** DESCRIPTION OF THE TASK **
Switch every "dark-column" to "dark-band" in the items below, and write them out again with nothing else changed.
┌─ LISTED RECORDS
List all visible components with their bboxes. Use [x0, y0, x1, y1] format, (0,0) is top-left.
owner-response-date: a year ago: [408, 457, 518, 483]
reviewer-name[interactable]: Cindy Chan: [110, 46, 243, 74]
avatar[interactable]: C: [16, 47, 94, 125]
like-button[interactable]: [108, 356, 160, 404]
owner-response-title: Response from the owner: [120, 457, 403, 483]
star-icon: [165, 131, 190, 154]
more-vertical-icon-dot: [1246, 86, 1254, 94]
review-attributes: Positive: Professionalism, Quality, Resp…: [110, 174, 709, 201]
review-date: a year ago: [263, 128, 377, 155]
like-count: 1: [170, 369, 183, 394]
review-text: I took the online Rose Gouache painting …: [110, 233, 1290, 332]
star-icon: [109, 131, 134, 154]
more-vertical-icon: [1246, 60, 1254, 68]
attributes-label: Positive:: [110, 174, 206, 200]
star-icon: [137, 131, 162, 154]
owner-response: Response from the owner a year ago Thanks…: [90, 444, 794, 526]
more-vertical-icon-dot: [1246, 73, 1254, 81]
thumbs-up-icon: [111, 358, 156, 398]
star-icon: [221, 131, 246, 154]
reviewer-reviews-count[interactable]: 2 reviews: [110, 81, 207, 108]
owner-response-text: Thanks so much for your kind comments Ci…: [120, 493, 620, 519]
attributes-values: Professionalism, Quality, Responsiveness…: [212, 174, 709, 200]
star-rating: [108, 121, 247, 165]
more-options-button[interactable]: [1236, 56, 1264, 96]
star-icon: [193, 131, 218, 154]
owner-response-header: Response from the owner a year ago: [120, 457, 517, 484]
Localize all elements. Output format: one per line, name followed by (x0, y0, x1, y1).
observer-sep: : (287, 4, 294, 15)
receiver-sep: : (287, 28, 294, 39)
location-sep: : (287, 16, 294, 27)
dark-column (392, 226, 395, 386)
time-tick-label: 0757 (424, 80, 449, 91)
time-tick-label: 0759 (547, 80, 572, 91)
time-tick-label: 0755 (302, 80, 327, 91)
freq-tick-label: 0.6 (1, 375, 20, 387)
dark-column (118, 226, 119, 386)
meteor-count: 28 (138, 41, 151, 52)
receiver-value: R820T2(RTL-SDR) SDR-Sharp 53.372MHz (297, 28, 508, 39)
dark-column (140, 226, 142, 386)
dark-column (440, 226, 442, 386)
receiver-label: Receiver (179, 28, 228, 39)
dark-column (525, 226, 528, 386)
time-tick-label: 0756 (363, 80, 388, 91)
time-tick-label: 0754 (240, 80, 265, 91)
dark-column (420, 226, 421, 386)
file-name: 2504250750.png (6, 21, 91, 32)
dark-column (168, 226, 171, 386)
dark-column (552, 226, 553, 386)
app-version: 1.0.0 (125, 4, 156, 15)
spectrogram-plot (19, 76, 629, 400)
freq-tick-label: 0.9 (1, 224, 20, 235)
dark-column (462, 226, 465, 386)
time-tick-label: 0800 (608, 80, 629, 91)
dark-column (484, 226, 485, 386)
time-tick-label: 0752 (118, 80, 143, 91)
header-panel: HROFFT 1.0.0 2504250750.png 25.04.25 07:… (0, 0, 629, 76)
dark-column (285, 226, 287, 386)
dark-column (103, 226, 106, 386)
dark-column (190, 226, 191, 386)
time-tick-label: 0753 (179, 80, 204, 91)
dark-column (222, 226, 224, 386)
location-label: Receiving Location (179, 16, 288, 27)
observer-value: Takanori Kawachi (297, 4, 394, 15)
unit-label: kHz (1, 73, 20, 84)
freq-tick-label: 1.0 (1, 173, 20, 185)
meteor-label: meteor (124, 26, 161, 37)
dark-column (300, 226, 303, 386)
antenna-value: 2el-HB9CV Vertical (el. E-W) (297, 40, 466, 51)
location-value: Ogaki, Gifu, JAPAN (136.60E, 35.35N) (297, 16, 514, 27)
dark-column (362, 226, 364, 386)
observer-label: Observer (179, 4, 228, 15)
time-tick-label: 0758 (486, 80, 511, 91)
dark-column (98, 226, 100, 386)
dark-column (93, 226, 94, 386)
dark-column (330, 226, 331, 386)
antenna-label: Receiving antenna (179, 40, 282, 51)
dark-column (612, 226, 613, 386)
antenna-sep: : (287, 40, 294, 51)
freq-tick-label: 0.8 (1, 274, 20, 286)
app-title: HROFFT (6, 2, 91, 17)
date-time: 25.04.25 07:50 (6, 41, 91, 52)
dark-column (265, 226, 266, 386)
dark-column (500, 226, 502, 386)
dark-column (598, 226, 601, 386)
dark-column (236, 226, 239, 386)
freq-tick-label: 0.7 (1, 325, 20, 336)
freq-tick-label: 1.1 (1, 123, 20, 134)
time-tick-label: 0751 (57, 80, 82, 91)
└─
** THE REPLY **
List all visible components with their bboxes. Use [x0, y0, x1, y1] format, (0,0) is top-left.
owner-response-date: a year ago: [408, 457, 518, 483]
reviewer-name[interactable]: Cindy Chan: [110, 46, 243, 74]
avatar[interactable]: C: [16, 47, 94, 125]
like-button[interactable]: [108, 356, 160, 404]
owner-response-title: Response from the owner: [120, 457, 403, 483]
star-icon: [165, 131, 190, 154]
more-vertical-icon-dot: [1246, 86, 1254, 94]
review-attributes: Positive: Professionalism, Quality, Resp…: [110, 174, 709, 201]
review-date: a year ago: [263, 128, 377, 155]
like-count: 1: [170, 369, 183, 394]
review-text: I took the online Rose Gouache painting …: [110, 233, 1290, 332]
star-icon: [109, 131, 134, 154]
more-vertical-icon: [1246, 60, 1254, 68]
attributes-label: Positive:: [110, 174, 206, 200]
star-icon: [137, 131, 162, 154]
owner-response: Response from the owner a year ago Thanks…: [90, 444, 794, 526]
more-vertical-icon-dot: [1246, 73, 1254, 81]
thumbs-up-icon: [111, 358, 156, 398]
star-icon: [221, 131, 246, 154]
reviewer-reviews-count[interactable]: 2 reviews: [110, 81, 207, 108]
owner-response-text: Thanks so much for your kind comments Ci…: [120, 493, 620, 519]
attributes-values: Professionalism, Quality, Responsiveness…: [212, 174, 709, 200]
star-rating: [108, 121, 247, 165]
more-options-button[interactable]: [1236, 56, 1264, 96]
star-icon: [193, 131, 218, 154]
owner-response-header: Response from the owner a year ago: [120, 457, 517, 484]
Localize all elements. Output format: one per line, name followed by (x0, y0, x1, y1).
observer-sep: : (287, 4, 294, 15)
receiver-sep: : (287, 28, 294, 39)
location-sep: : (287, 16, 294, 27)
dark-band (392, 226, 395, 386)
time-tick-label: 0757 (424, 80, 449, 91)
time-tick-label: 0759 (547, 80, 572, 91)
time-tick-label: 0755 (302, 80, 327, 91)
freq-tick-label: 0.6 (1, 375, 20, 387)
dark-band (118, 226, 119, 386)
meteor-count: 28 (138, 41, 151, 52)
receiver-value: R820T2(RTL-SDR) SDR-Sharp 53.372MHz (297, 28, 508, 39)
dark-band (140, 226, 142, 386)
dark-band (440, 226, 442, 386)
receiver-label: Receiver (179, 28, 228, 39)
dark-band (525, 226, 528, 386)
time-tick-label: 0756 (363, 80, 388, 91)
time-tick-label: 0754 (240, 80, 265, 91)
dark-band (420, 226, 421, 386)
file-name: 2504250750.png (6, 21, 91, 32)
dark-band (168, 226, 171, 386)
dark-band (552, 226, 553, 386)
app-version: 1.0.0 (125, 4, 156, 15)
spectrogram-plot (19, 76, 629, 400)
freq-tick-label: 0.9 (1, 224, 20, 235)
dark-band (462, 226, 465, 386)
time-tick-label: 0800 (608, 80, 629, 91)
dark-band (484, 226, 485, 386)
time-tick-label: 0752 (118, 80, 143, 91)
header-panel: HROFFT 1.0.0 2504250750.png 25.04.25 07:… (0, 0, 629, 76)
dark-band (285, 226, 287, 386)
dark-band (103, 226, 106, 386)
dark-band (190, 226, 191, 386)
time-tick-label: 0753 (179, 80, 204, 91)
dark-band (222, 226, 224, 386)
location-label: Receiving Location (179, 16, 288, 27)
observer-value: Takanori Kawachi (297, 4, 394, 15)
unit-label: kHz (1, 73, 20, 84)
freq-tick-label: 1.0 (1, 173, 20, 185)
meteor-label: meteor (124, 26, 161, 37)
dark-band (300, 226, 303, 386)
antenna-value: 2el-HB9CV Vertical (el. E-W) (297, 40, 466, 51)
location-value: Ogaki, Gifu, JAPAN (136.60E, 35.35N) (297, 16, 514, 27)
dark-band (362, 226, 364, 386)
observer-label: Observer (179, 4, 228, 15)
time-tick-label: 0758 (486, 80, 511, 91)
dark-band (98, 226, 100, 386)
dark-band (93, 226, 94, 386)
dark-band (330, 226, 331, 386)
antenna-label: Receiving antenna (179, 40, 282, 51)
dark-band (612, 226, 613, 386)
antenna-sep: : (287, 40, 294, 51)
freq-tick-label: 0.8 (1, 274, 20, 286)
app-title: HROFFT (6, 2, 91, 17)
date-time: 25.04.25 07:50 (6, 41, 91, 52)
dark-band (265, 226, 266, 386)
dark-band (500, 226, 502, 386)
dark-band (598, 226, 601, 386)
dark-band (236, 226, 239, 386)
freq-tick-label: 0.7 (1, 325, 20, 336)
freq-tick-label: 1.1 (1, 123, 20, 134)
time-tick-label: 0751 (57, 80, 82, 91)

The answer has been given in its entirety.